**REQUIRED WORK**:
#1 In the Logan Gdula article, reproduce the text from "- Position: Full" to "(loan) / 15 / (1)".
#2 Name each distinct club listed under "Senior career" in the Logan Gdula article.
#3 According to the Logan Gdula article, at what overall pick was Gdula taken in the 2019 MLS SuperDraft, and by which club?

**PASSAGE SHOWN**:
= = = = =

Logan Gdula

Personal information
- Date of birth: October 13, 1996 (age 29)
- Place of birth: Colchester, Connecticut, United States
- Height: 5 ft 11 in (1.80 m)
- Position: Full back

College career
- Years: Team / Apps / (Gls)
- 2015–2018: Wake Forest Demon Deacons / 77 / (2)

Senior career*
- Years: Team / Apps / (Gls)
- 2017–2018: North Carolina Fusion U23 / 8 / (0)
- 2019: FC Cincinnati / 0 / (0)
- 2019: → Phoenix Rising (loan) / 0 / (0)
- 2019: → Hartford Athletic (loan) / 15 / (1)
- 2020–2021: Charleston Battery / 36 / (2)
- 2022: Hartford Athletic / 20 / (0)

= Logan Gdula =

American soccer player (born 1996)

Logan Gdula (born October 13, 1996) is an American professional soccer player who plays as a defender.

==Career==
===College and amateur===
Gdula spent four years playing college soccer at Wake Forest University between 2015 and 2018, scoring 2 goals and tallying 14 assists in 77 appearances.

While at college, Gdula also appeared for USL PDL side North Carolina Fusion U23 in 2017 and 2018.

===Professional===
On January 11, 2019, Gdula was selected 13th overall in the 2019 MLS SuperDraft by FC Cincinnati.

= = = = =

**SOURCE DATA**:

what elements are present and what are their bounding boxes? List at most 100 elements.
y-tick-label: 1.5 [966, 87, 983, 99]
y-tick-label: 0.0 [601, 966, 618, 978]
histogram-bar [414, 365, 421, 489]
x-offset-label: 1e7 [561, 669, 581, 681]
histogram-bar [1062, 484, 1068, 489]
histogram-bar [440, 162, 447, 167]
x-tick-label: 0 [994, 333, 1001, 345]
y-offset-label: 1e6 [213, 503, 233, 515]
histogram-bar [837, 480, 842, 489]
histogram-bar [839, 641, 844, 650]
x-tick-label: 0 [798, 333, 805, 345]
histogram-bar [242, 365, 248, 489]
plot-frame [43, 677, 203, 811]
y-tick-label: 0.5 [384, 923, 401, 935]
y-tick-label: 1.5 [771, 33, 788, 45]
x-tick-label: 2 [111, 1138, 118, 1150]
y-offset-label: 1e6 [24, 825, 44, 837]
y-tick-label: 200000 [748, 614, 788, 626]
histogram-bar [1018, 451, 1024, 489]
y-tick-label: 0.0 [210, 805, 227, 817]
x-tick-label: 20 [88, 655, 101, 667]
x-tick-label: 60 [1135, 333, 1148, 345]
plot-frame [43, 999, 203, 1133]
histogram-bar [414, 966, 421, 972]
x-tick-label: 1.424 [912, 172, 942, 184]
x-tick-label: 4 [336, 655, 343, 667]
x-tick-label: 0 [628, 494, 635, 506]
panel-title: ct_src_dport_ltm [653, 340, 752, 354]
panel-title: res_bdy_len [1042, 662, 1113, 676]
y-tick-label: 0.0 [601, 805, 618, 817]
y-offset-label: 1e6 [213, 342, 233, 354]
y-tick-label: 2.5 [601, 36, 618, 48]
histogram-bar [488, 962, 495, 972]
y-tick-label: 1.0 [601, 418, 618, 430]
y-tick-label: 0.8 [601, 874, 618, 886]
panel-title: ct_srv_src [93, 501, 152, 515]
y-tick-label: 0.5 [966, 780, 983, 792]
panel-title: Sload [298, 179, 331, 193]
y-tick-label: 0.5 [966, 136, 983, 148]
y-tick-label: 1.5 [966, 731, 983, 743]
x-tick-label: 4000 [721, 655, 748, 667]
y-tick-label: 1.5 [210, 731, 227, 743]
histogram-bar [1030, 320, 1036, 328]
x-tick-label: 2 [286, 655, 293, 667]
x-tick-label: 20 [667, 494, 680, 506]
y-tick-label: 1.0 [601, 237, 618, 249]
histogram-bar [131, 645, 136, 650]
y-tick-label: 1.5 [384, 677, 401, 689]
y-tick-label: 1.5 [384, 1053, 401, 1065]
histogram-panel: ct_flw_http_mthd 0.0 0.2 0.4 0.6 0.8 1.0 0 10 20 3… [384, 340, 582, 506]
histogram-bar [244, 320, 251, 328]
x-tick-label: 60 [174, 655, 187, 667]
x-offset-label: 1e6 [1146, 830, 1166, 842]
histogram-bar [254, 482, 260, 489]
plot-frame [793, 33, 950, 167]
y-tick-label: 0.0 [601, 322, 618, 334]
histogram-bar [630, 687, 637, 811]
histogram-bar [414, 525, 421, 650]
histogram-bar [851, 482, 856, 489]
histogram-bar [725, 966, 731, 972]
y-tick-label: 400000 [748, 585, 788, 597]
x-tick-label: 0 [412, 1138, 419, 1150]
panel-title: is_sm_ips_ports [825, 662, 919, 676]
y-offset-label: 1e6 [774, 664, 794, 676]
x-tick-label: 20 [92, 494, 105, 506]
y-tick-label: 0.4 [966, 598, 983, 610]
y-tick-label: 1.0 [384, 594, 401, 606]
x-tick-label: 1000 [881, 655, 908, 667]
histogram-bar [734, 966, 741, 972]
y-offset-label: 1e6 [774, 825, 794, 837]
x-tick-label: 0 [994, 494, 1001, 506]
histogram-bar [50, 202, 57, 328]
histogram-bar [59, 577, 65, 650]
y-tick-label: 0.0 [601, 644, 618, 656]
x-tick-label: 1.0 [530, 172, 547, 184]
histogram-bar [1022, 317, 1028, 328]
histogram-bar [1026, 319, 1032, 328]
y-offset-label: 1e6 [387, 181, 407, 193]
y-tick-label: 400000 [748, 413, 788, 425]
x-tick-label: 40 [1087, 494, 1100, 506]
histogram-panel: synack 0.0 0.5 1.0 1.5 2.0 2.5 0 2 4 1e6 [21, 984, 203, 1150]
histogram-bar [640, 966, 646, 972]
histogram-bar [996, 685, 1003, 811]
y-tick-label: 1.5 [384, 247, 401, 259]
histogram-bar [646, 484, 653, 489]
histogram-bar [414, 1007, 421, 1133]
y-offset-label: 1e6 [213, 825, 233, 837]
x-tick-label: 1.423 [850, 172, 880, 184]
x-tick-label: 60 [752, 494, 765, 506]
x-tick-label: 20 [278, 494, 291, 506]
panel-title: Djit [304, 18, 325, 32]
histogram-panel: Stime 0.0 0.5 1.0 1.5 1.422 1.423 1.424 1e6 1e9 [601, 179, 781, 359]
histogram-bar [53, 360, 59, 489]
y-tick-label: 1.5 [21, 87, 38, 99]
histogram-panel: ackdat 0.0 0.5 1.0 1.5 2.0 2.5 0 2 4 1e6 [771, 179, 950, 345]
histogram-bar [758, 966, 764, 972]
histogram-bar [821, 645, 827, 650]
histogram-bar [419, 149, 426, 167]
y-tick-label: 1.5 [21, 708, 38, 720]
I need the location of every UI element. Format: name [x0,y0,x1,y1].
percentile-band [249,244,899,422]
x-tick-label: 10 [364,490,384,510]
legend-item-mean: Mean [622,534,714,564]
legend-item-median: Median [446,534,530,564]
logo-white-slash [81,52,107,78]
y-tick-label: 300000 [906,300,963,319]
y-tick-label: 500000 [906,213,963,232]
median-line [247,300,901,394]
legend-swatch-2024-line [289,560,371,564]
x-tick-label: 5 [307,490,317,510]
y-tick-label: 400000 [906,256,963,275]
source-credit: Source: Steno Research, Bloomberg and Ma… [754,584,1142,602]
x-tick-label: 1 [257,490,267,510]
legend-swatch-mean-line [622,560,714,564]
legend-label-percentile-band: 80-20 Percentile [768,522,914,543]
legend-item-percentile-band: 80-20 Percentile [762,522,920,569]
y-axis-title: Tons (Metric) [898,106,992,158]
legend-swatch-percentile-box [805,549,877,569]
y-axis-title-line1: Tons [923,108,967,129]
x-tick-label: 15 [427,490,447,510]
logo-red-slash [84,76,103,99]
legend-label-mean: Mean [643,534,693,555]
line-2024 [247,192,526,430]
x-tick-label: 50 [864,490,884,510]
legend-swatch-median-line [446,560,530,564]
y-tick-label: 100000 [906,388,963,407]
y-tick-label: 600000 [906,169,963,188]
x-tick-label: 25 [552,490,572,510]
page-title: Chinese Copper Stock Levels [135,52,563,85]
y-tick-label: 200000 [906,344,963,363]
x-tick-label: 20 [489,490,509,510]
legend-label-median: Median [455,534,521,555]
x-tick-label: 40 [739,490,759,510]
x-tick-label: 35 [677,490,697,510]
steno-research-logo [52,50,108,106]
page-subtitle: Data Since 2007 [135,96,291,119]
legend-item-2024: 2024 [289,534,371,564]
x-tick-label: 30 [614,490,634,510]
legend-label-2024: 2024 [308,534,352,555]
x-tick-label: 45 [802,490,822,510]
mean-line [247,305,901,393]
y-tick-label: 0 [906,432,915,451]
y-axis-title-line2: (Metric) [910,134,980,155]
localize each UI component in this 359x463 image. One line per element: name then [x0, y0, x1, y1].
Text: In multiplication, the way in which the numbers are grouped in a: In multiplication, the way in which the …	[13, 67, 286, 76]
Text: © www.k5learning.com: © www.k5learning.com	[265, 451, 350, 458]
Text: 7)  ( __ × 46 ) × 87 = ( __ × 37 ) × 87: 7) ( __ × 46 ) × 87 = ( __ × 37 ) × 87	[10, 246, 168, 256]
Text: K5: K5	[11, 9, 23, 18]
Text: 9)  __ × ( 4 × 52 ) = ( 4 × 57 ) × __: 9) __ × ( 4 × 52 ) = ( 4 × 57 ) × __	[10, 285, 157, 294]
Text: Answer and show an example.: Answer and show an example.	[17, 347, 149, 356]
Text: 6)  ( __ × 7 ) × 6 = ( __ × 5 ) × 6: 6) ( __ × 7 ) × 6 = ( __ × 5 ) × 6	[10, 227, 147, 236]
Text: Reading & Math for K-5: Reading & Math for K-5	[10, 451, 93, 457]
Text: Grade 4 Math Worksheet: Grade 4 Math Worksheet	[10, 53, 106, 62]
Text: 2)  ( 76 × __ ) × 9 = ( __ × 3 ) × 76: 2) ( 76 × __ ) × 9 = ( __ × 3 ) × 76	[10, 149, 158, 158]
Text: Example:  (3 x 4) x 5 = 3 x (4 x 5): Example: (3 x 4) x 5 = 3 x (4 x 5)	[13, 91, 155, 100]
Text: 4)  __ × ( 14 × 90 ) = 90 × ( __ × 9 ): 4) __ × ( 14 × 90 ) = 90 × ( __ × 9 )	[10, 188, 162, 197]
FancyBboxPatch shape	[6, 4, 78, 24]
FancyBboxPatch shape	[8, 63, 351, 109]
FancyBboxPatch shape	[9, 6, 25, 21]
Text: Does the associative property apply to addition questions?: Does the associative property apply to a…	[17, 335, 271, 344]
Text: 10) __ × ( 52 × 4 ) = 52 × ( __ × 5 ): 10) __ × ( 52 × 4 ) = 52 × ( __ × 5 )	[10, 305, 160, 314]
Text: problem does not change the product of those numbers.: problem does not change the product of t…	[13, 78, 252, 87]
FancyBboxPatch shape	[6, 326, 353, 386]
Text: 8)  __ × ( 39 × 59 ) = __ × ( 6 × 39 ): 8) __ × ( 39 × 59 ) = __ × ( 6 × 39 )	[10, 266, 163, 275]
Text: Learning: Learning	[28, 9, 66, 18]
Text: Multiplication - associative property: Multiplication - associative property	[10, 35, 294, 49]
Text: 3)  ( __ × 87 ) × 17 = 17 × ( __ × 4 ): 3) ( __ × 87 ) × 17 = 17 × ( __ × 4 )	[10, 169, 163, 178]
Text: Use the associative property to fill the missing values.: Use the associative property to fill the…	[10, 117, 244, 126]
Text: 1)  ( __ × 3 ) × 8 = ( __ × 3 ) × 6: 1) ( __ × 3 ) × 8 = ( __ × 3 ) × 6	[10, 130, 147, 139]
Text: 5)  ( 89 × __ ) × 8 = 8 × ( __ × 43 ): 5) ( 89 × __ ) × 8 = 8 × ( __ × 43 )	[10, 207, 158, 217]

= = = = =

**ANSWERS FOR THE EXERCISE**:
#1
- Position: Full back

College career
- Years: Team / Apps / (Gls)
- 2015–2018: Wake Forest Demon Deacons / 77 / (2)

Senior career*
- Years: Team / Apps / (Gls)
- 2017–2018: North Carolina Fusion U23 / 8 / (0)
- 2019: FC Cincinnati / 0 / (0)
- 2019: → Phoenix Rising (loan) / 0 / (0)
- 2019: → Hartford Athletic (loan) / 15 / (1)

#2 North Carolina Fusion U23, FC Cincinnati, Phoenix Rising, Hartford Athletic, Charleston Battery

#3 13th overall, by FC Cincinnati.